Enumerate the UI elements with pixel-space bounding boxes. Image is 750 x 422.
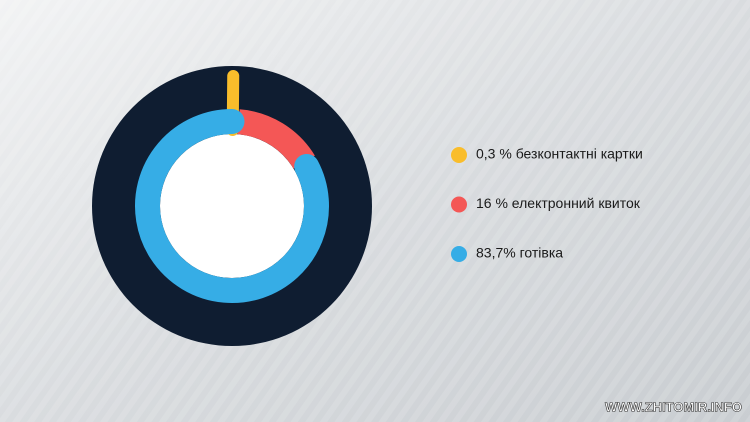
legend-label: 83,7% готівка [476, 245, 563, 261]
slice [135, 109, 329, 303]
legend-label: 16 % електронний квиток [476, 195, 641, 211]
slice [237, 109, 315, 169]
legend-swatch [451, 147, 467, 163]
legend-label: 0,3 % безконтактні картки [476, 146, 643, 162]
legend-swatch [451, 196, 467, 213]
donut-hole [160, 134, 304, 278]
legend-swatch [451, 246, 467, 262]
watermark: WWW.ZHITOMIR.INFO [605, 399, 742, 414]
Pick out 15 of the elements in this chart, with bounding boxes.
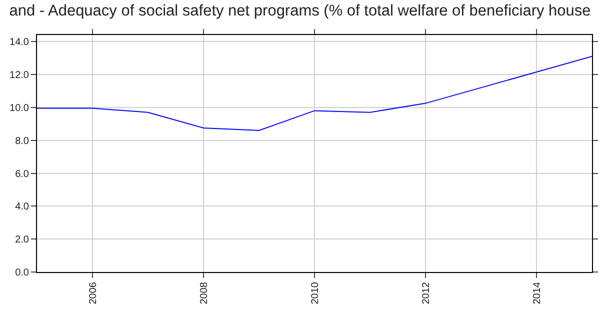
- y-tick-label: 8.0: [15, 136, 30, 147]
- chart-title: and - Adequacy of social safety net programs (% of total welfare of beneficiary house: [9, 2, 591, 20]
- x-tick-label: 2008: [198, 282, 210, 304]
- y-tick-label: 12.0: [10, 70, 30, 81]
- x-tick-label: 2012: [420, 282, 432, 304]
- y-tick-label: 14.0: [10, 37, 30, 48]
- x-tick-label: 2010: [310, 282, 321, 304]
- y-tick-label: 4.0: [15, 202, 30, 213]
- y-tick-label: 2.0: [15, 234, 30, 246]
- x-tick-label: 2006: [88, 282, 99, 304]
- y-tick-label: 6.0: [15, 168, 30, 180]
- y-tick-label: 0.0: [15, 268, 30, 278]
- line-series: [37, 56, 592, 131]
- x-tick-label: 2014: [532, 282, 543, 304]
- y-tick-label: 10.0: [10, 102, 30, 114]
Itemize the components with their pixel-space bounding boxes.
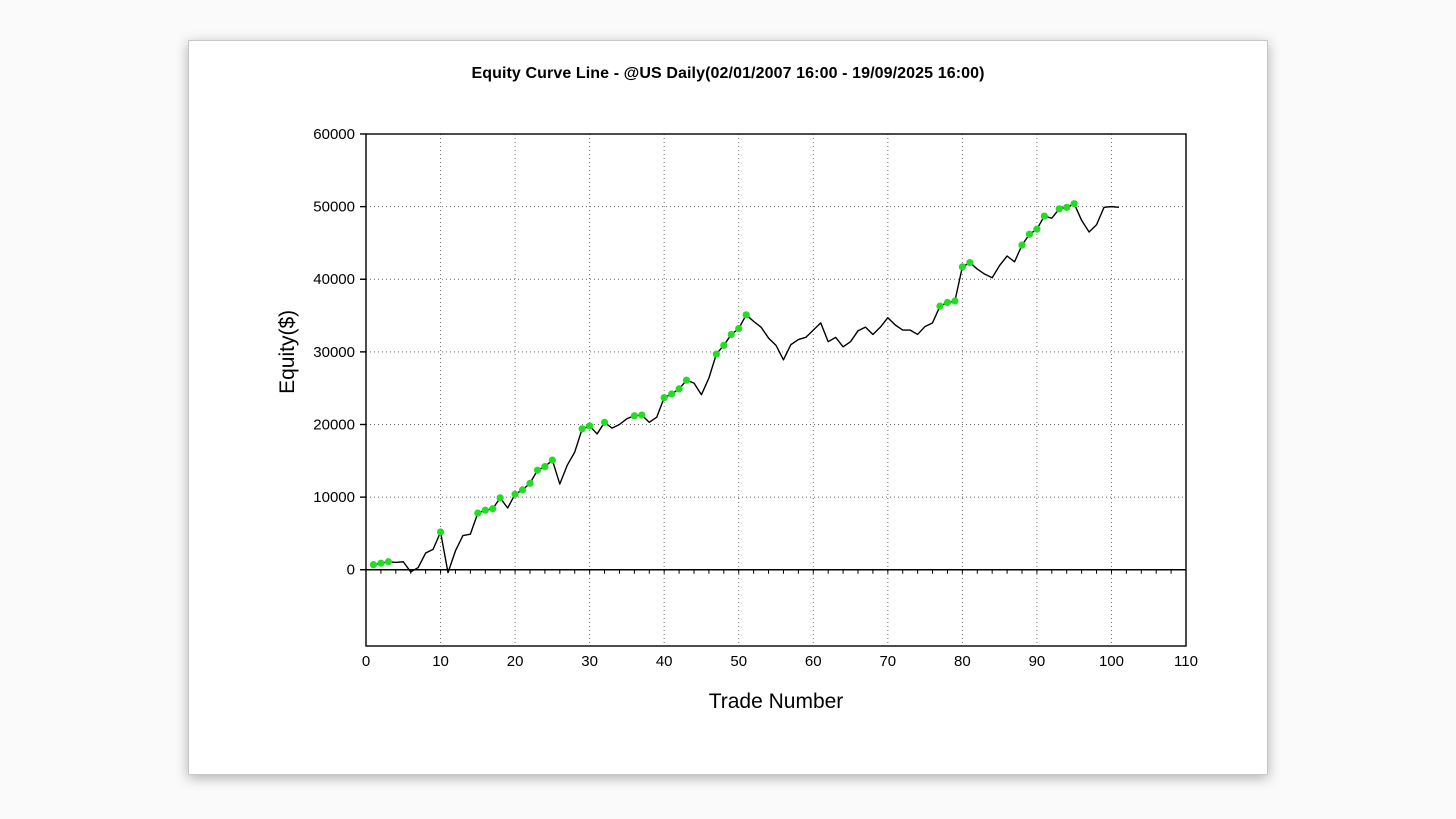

- [What you are asked to do]: Copy out all of the items above line for line, without changing a character, and leave out the pictures.

- [Solution to this problem]:
Enumerate the UI elements with pixel-space bounding boxes. Image is 750 x 422.
legend-label: 83,7% готівка [476, 245, 563, 261]
slice [135, 109, 329, 303]
legend-label: 16 % електронний квиток [476, 195, 641, 211]
slice [237, 109, 315, 169]
legend-swatch [451, 147, 467, 163]
legend-label: 0,3 % безконтактні картки [476, 146, 643, 162]
legend-swatch [451, 196, 467, 213]
donut-hole [160, 134, 304, 278]
legend-swatch [451, 246, 467, 262]
watermark: WWW.ZHITOMIR.INFO [605, 399, 742, 414]
Pick out 15 of the elements in this chart, with bounding boxes.
- y-tick-label: 8.0: [15, 136, 30, 147]
- chart-title: and - Adequacy of social safety net programs (% of total welfare of beneficiary house: [9, 2, 591, 20]
- x-tick-label: 2008: [198, 282, 210, 304]
- y-tick-label: 12.0: [10, 70, 30, 81]
- x-tick-label: 2012: [420, 282, 432, 304]
- y-tick-label: 14.0: [10, 37, 30, 48]
- x-tick-label: 2010: [310, 282, 321, 304]
- y-tick-label: 4.0: [15, 202, 30, 213]
- y-tick-label: 2.0: [15, 234, 30, 246]
- x-tick-label: 2006: [88, 282, 99, 304]
- y-tick-label: 6.0: [15, 168, 30, 180]
- y-tick-label: 0.0: [15, 268, 30, 278]
- line-series: [37, 56, 592, 131]
- x-tick-label: 2014: [532, 282, 543, 304]
- y-tick-label: 10.0: [10, 102, 30, 114]
Itemize the components with their pixel-space bounding boxes.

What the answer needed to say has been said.